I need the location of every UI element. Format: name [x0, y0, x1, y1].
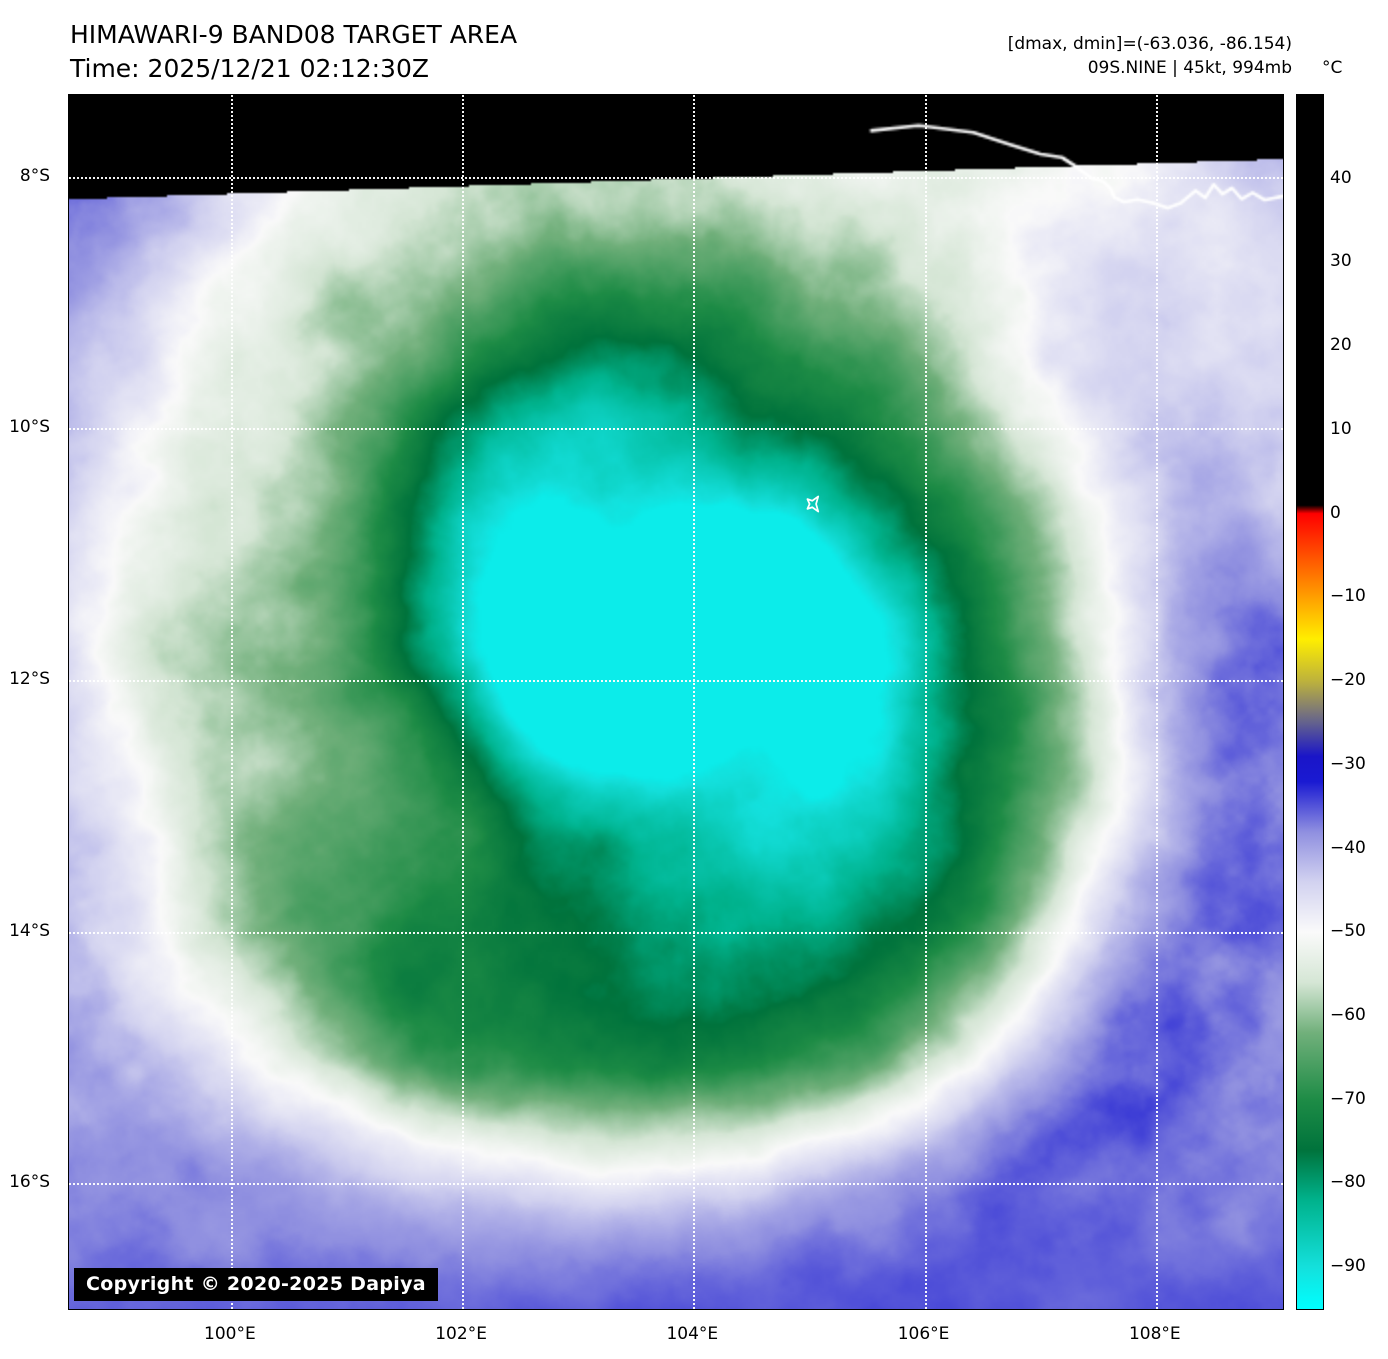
colorbar-tick-5: −10	[1330, 586, 1366, 607]
longitude-tick-label-4: 108°E	[1128, 1324, 1181, 1344]
colorbar-tick-11: −70	[1330, 1088, 1366, 1109]
colorbar-tick-0: 40	[1330, 167, 1352, 188]
colorbar-tick-4: 0	[1330, 502, 1341, 523]
colorbar-tick-7: −30	[1330, 753, 1366, 774]
longitude-tick-label-3: 106°E	[897, 1324, 950, 1344]
colorbar-unit-label: °C	[1322, 58, 1343, 78]
gridline-meridian-2	[693, 95, 696, 1309]
dmax-dmin-readout: [dmax, dmin]=(-63.036, -86.154)	[1007, 34, 1292, 54]
colorbar-tick-6: −20	[1330, 670, 1366, 691]
copyright-watermark: Copyright © 2020-2025 Dapiya	[74, 1268, 438, 1301]
colorbar-tick-13: −90	[1330, 1256, 1366, 1277]
longitude-tick-label-1: 102°E	[435, 1324, 487, 1344]
observation-time: Time: 2025/12/21 02:12:30Z	[70, 54, 429, 83]
page-title: HIMAWARI-9 BAND08 TARGET AREA Time: 2025…	[70, 18, 517, 86]
metadata-block: [dmax, dmin]=(-63.036, -86.154) 09S.NINE…	[1008, 32, 1292, 80]
latitude-tick-label-1: 10°S	[9, 417, 50, 438]
gridline-meridian-0	[230, 95, 233, 1309]
colorbar-tick-12: −80	[1330, 1172, 1366, 1193]
longitude-axis: 100°E 102°E 104°E 106°E 108°E	[0, 1324, 1388, 1354]
colorbar-gradient	[1297, 95, 1323, 1309]
colorbar-tick-9: −50	[1330, 921, 1366, 942]
temperature-colorbar[interactable]	[1296, 94, 1324, 1310]
gridline-parallel-1	[69, 428, 1283, 431]
colorbar-tick-8: −40	[1330, 837, 1366, 858]
latitude-tick-label-3: 14°S	[9, 920, 50, 941]
gridline-parallel-3	[69, 931, 1283, 934]
storm-info-readout: 09S.NINE | 45kt, 994mb	[1087, 58, 1292, 78]
latitude-tick-label-0: 8°S	[19, 165, 50, 186]
colorbar-tick-3: 10	[1330, 418, 1352, 439]
colorbar-tick-2: 20	[1330, 335, 1352, 356]
colorbar-tick-10: −60	[1330, 1004, 1366, 1025]
longitude-tick-label-0: 100°E	[204, 1324, 256, 1344]
gridline-parallel-0	[69, 176, 1283, 179]
gridline-meridian-3	[924, 95, 927, 1309]
product-title: HIMAWARI-9 BAND08 TARGET AREA	[70, 20, 518, 49]
colorbar-tick-1: 30	[1330, 251, 1352, 272]
longitude-tick-label-2: 104°E	[666, 1324, 719, 1344]
infrared-brightness-temperature-raster	[69, 95, 1283, 1309]
satellite-image-plot[interactable]: Copyright © 2020-2025 Dapiya	[68, 94, 1284, 1310]
latitude-tick-label-2: 12°S	[9, 668, 50, 689]
gridline-meridian-4	[1155, 95, 1158, 1309]
gridline-meridian-1	[462, 95, 465, 1309]
latitude-tick-label-4: 16°S	[9, 1172, 50, 1193]
colorbar-tick-labels: 40 30 20 10 0 −10 −20 −30 −40 −50 −60 −70 −80 −90	[1330, 94, 1388, 1308]
storm-center-icon	[806, 495, 819, 513]
latitude-axis: 8°S 10°S 12°S 14°S 16°S	[0, 0, 62, 1359]
gridline-parallel-2	[69, 679, 1283, 682]
gridline-parallel-4	[69, 1183, 1283, 1186]
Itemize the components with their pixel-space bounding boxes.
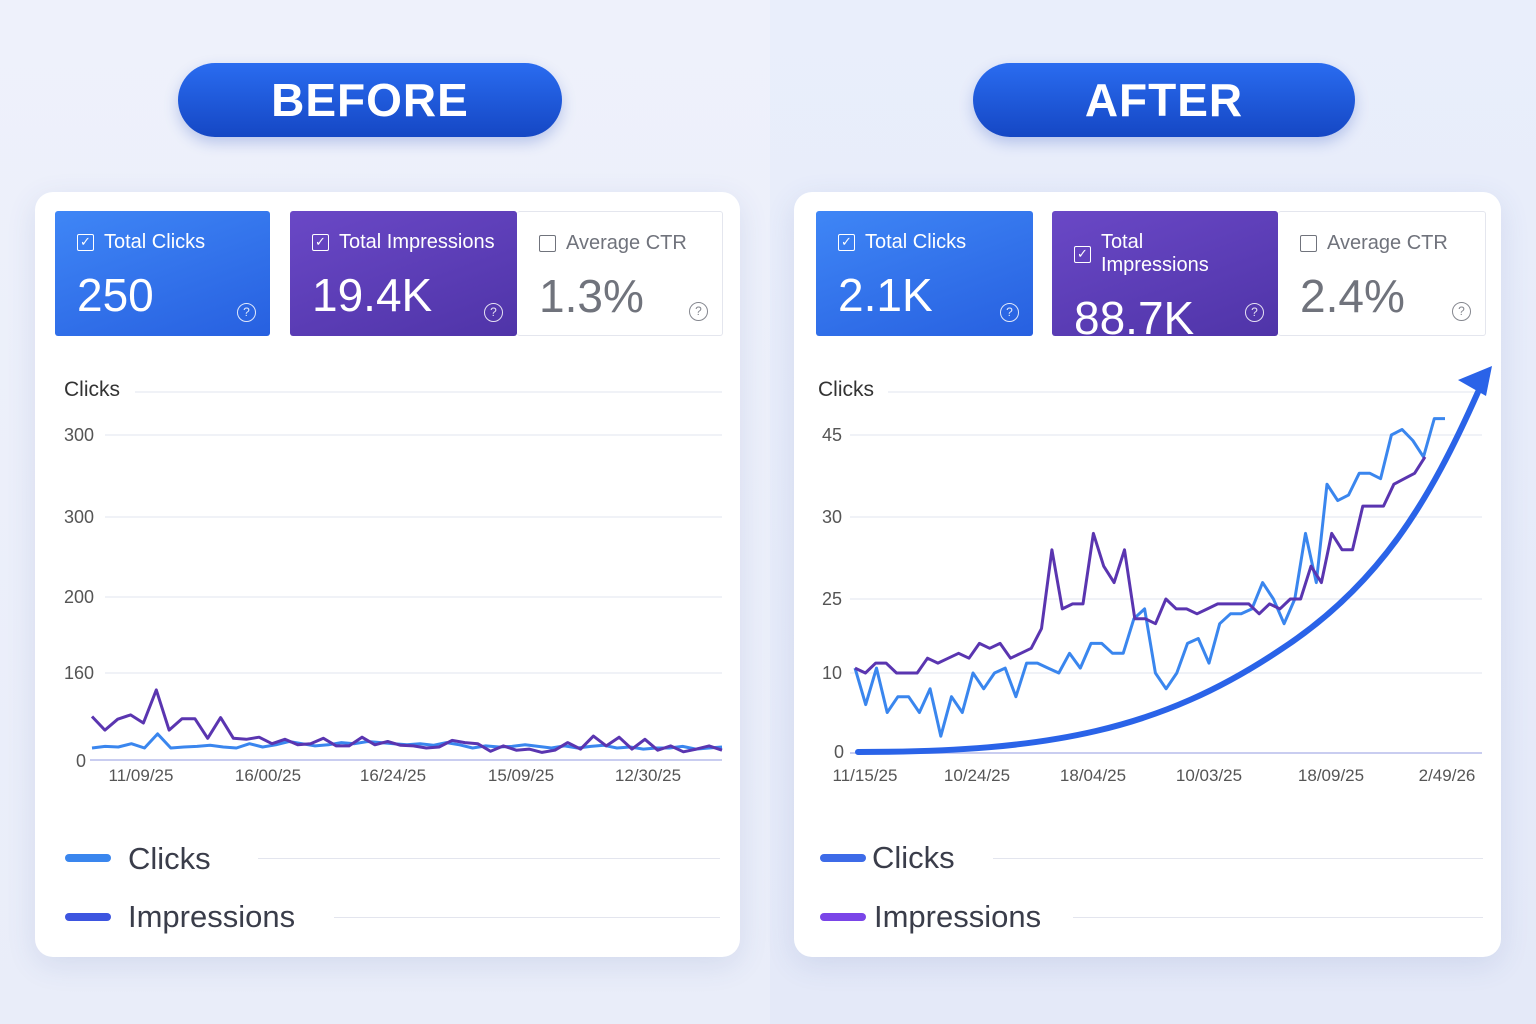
__________
# PROBLEM STATEMENT
Please pull out every line in the material above that contains the string "HIMAWARI", and copy each one in full. Case counts, so a line matches only if its capitalization is identical.

# TASK SOLUTION
page-title: HIMAWARI-9 BAND08 TARGET AREA Time: 2025…	[70, 18, 517, 86]
product-title: HIMAWARI-9 BAND08 TARGET AREA	[70, 20, 518, 49]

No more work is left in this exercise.